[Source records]
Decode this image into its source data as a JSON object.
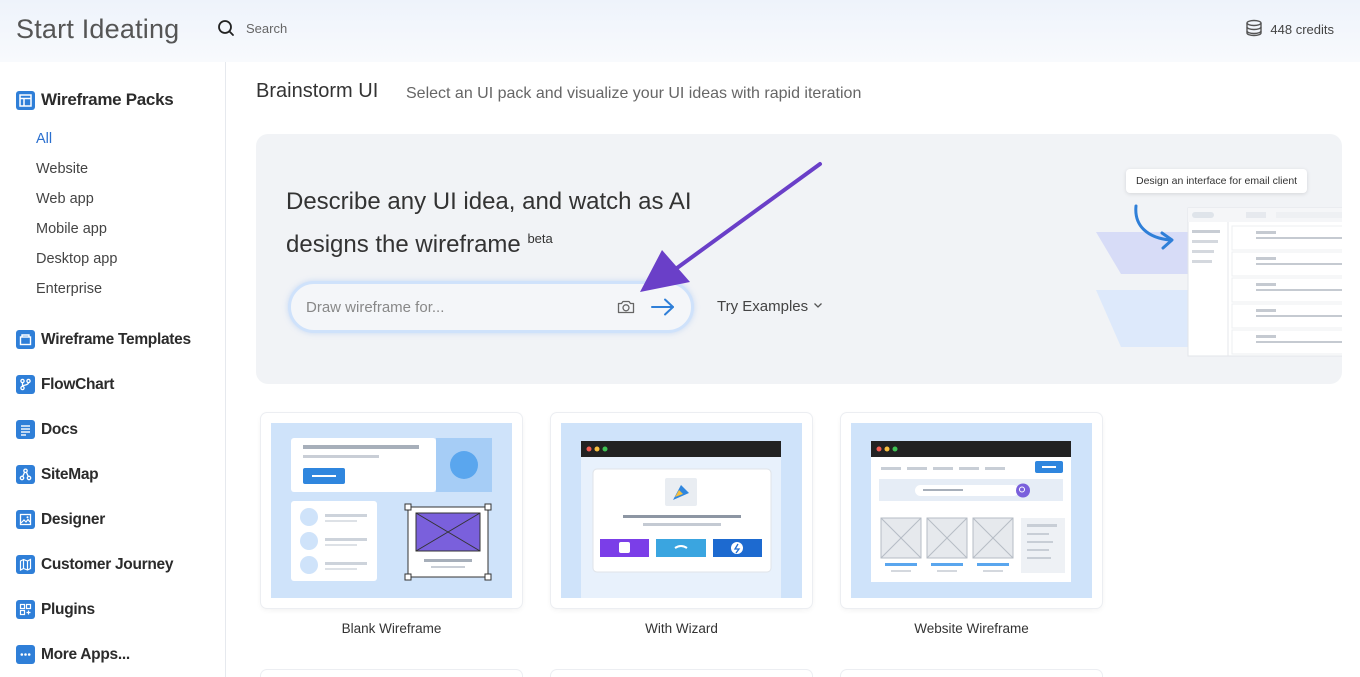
{
  "header": {
    "app_title": "Start Ideating",
    "search_placeholder": "Search",
    "credits": "448 credits"
  },
  "sidebar": {
    "packs_title": "Wireframe Packs",
    "pack_items": [
      {
        "label": "All",
        "active": true
      },
      {
        "label": "Website",
        "active": false
      },
      {
        "label": "Web app",
        "active": false
      },
      {
        "label": "Mobile app",
        "active": false
      },
      {
        "label": "Desktop app",
        "active": false
      },
      {
        "label": "Enterprise",
        "active": false
      }
    ],
    "sections": [
      {
        "label": "Wireframe Templates",
        "icon": "template-icon"
      },
      {
        "label": "FlowChart",
        "icon": "flowchart-icon"
      },
      {
        "label": "Docs",
        "icon": "docs-icon"
      },
      {
        "label": "SiteMap",
        "icon": "sitemap-icon"
      },
      {
        "label": "Designer",
        "icon": "image-icon"
      },
      {
        "label": "Customer Journey",
        "icon": "map-icon"
      },
      {
        "label": "Plugins",
        "icon": "plugins-icon"
      },
      {
        "label": "More Apps...",
        "icon": "more-icon"
      }
    ]
  },
  "main": {
    "title": "Brainstorm UI",
    "subtitle": "Select an UI pack and visualize your UI ideas with rapid iteration",
    "hero": {
      "heading": "Describe any UI idea, and watch as AI designs the wireframe",
      "badge": "beta",
      "prompt_placeholder": "Draw wireframe for...",
      "try_examples": "Try Examples",
      "illustration_tag": "Design an interface for email client"
    },
    "cards": [
      {
        "label": "Blank Wireframe"
      },
      {
        "label": "With Wizard"
      },
      {
        "label": "Website Wireframe"
      }
    ]
  },
  "colors": {
    "accent": "#2f7fd8",
    "active_link": "#2a6fcf",
    "annotation_arrow": "#6a3fc8"
  }
}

Your goal ▸
All of the records need repeating exactly, except for the pictures.

Written answer ▸
Decode this image into its source data as a JSON object.
{
  "header": {
    "app_title": "Start Ideating",
    "search_placeholder": "Search",
    "credits": "448 credits"
  },
  "sidebar": {
    "packs_title": "Wireframe Packs",
    "pack_items": [
      {
        "label": "All",
        "active": true
      },
      {
        "label": "Website",
        "active": false
      },
      {
        "label": "Web app",
        "active": false
      },
      {
        "label": "Mobile app",
        "active": false
      },
      {
        "label": "Desktop app",
        "active": false
      },
      {
        "label": "Enterprise",
        "active": false
      }
    ],
    "sections": [
      {
        "label": "Wireframe Templates",
        "icon": "template-icon"
      },
      {
        "label": "FlowChart",
        "icon": "flowchart-icon"
      },
      {
        "label": "Docs",
        "icon": "docs-icon"
      },
      {
        "label": "SiteMap",
        "icon": "sitemap-icon"
      },
      {
        "label": "Designer",
        "icon": "image-icon"
      },
      {
        "label": "Customer Journey",
        "icon": "map-icon"
      },
      {
        "label": "Plugins",
        "icon": "plugins-icon"
      },
      {
        "label": "More Apps...",
        "icon": "more-icon"
      }
    ]
  },
  "main": {
    "title": "Brainstorm UI",
    "subtitle": "Select an UI pack and visualize your UI ideas with rapid iteration",
    "hero": {
      "heading": "Describe any UI idea, and watch as AI designs the wireframe",
      "badge": "beta",
      "prompt_placeholder": "Draw wireframe for...",
      "try_examples": "Try Examples",
      "illustration_tag": "Design an interface for email client"
    },
    "cards": [
      {
        "label": "Blank Wireframe"
      },
      {
        "label": "With Wizard"
      },
      {
        "label": "Website Wireframe"
      }
    ]
  },
  "colors": {
    "accent": "#2f7fd8",
    "active_link": "#2a6fcf",
    "annotation_arrow": "#6a3fc8"
  }
}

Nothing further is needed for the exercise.